------ Supplied entries ------
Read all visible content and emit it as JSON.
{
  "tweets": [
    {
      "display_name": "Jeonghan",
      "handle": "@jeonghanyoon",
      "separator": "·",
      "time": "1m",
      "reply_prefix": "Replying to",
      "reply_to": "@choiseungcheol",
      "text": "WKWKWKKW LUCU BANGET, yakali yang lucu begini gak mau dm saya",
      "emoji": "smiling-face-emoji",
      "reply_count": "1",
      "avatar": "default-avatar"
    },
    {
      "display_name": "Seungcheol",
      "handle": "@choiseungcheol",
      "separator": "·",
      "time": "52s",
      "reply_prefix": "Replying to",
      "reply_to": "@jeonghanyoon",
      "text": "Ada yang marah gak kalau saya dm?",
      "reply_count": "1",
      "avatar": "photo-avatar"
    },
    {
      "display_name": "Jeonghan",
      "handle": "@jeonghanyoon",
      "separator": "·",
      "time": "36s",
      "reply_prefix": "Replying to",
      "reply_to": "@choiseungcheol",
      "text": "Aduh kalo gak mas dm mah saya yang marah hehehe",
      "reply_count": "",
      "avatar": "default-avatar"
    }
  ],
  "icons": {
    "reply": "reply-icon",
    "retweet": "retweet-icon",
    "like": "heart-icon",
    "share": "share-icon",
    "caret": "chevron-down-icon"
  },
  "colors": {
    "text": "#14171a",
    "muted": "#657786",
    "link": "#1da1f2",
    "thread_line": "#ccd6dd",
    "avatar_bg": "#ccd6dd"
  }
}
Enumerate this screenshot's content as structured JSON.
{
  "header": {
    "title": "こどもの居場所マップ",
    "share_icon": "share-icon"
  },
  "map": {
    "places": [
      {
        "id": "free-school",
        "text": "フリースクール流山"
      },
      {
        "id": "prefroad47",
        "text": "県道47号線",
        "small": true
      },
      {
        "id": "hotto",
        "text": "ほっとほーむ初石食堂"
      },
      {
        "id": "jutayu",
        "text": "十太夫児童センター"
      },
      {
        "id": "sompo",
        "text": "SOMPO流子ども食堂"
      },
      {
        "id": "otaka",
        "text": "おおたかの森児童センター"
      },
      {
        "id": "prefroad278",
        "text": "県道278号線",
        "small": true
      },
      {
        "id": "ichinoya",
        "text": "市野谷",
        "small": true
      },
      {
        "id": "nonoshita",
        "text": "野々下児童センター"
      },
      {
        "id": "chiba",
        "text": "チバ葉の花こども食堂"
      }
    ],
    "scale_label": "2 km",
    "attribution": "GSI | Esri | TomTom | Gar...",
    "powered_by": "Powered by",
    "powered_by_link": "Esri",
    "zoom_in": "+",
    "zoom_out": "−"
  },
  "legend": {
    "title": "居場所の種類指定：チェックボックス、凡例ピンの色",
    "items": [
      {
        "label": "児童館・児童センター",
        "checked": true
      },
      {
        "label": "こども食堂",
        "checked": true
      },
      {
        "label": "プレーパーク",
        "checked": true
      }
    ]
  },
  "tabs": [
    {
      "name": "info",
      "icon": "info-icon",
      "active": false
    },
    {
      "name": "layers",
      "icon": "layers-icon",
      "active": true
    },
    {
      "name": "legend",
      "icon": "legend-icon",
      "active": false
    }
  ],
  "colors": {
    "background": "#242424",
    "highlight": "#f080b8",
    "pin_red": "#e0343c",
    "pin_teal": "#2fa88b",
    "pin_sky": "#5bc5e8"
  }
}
------
**Required work**
Set down all of the records shown above once more, exactly.

**In response**
Read all visible content and emit it as JSON.
{
  "tweets": [
    {
      "display_name": "Jeonghan",
      "handle": "@jeonghanyoon",
      "separator": "·",
      "time": "1m",
      "reply_prefix": "Replying to",
      "reply_to": "@choiseungcheol",
      "text": "WKWKWKKW LUCU BANGET, yakali yang lucu begini gak mau dm saya",
      "emoji": "smiling-face-emoji",
      "reply_count": "1",
      "avatar": "default-avatar"
    },
    {
      "display_name": "Seungcheol",
      "handle": "@choiseungcheol",
      "separator": "·",
      "time": "52s",
      "reply_prefix": "Replying to",
      "reply_to": "@jeonghanyoon",
      "text": "Ada yang marah gak kalau saya dm?",
      "reply_count": "1",
      "avatar": "photo-avatar"
    },
    {
      "display_name": "Jeonghan",
      "handle": "@jeonghanyoon",
      "separator": "·",
      "time": "36s",
      "reply_prefix": "Replying to",
      "reply_to": "@choiseungcheol",
      "text": "Aduh kalo gak mas dm mah saya yang marah hehehe",
      "reply_count": "",
      "avatar": "default-avatar"
    }
  ],
  "icons": {
    "reply": "reply-icon",
    "retweet": "retweet-icon",
    "like": "heart-icon",
    "share": "share-icon",
    "caret": "chevron-down-icon"
  },
  "colors": {
    "text": "#14171a",
    "muted": "#657786",
    "link": "#1da1f2",
    "thread_line": "#ccd6dd",
    "avatar_bg": "#ccd6dd"
  }
}
Enumerate this screenshot's content as structured JSON.
{
  "header": {
    "title": "こどもの居場所マップ",
    "share_icon": "share-icon"
  },
  "map": {
    "places": [
      {
        "id": "free-school",
        "text": "フリースクール流山"
      },
      {
        "id": "prefroad47",
        "text": "県道47号線",
        "small": true
      },
      {
        "id": "hotto",
        "text": "ほっとほーむ初石食堂"
      },
      {
        "id": "jutayu",
        "text": "十太夫児童センター"
      },
      {
        "id": "sompo",
        "text": "SOMPO流子ども食堂"
      },
      {
        "id": "otaka",
        "text": "おおたかの森児童センター"
      },
      {
        "id": "prefroad278",
        "text": "県道278号線",
        "small": true
      },
      {
        "id": "ichinoya",
        "text": "市野谷",
        "small": true
      },
      {
        "id": "nonoshita",
        "text": "野々下児童センター"
      },
      {
        "id": "chiba",
        "text": "チバ葉の花こども食堂"
      }
    ],
    "scale_label": "2 km",
    "attribution": "GSI | Esri | TomTom | Gar...",
    "powered_by": "Powered by",
    "powered_by_link": "Esri",
    "zoom_in": "+",
    "zoom_out": "−"
  },
  "legend": {
    "title": "居場所の種類指定：チェックボックス、凡例ピンの色",
    "items": [
      {
        "label": "児童館・児童センター",
        "checked": true
      },
      {
        "label": "こども食堂",
        "checked": true
      },
      {
        "label": "プレーパーク",
        "checked": true
      }
    ]
  },
  "tabs": [
    {
      "name": "info",
      "icon": "info-icon",
      "active": false
    },
    {
      "name": "layers",
      "icon": "layers-icon",
      "active": true
    },
    {
      "name": "legend",
      "icon": "legend-icon",
      "active": false
    }
  ],
  "colors": {
    "background": "#242424",
    "highlight": "#f080b8",
    "pin_red": "#e0343c",
    "pin_teal": "#2fa88b",
    "pin_sky": "#5bc5e8"
  }
}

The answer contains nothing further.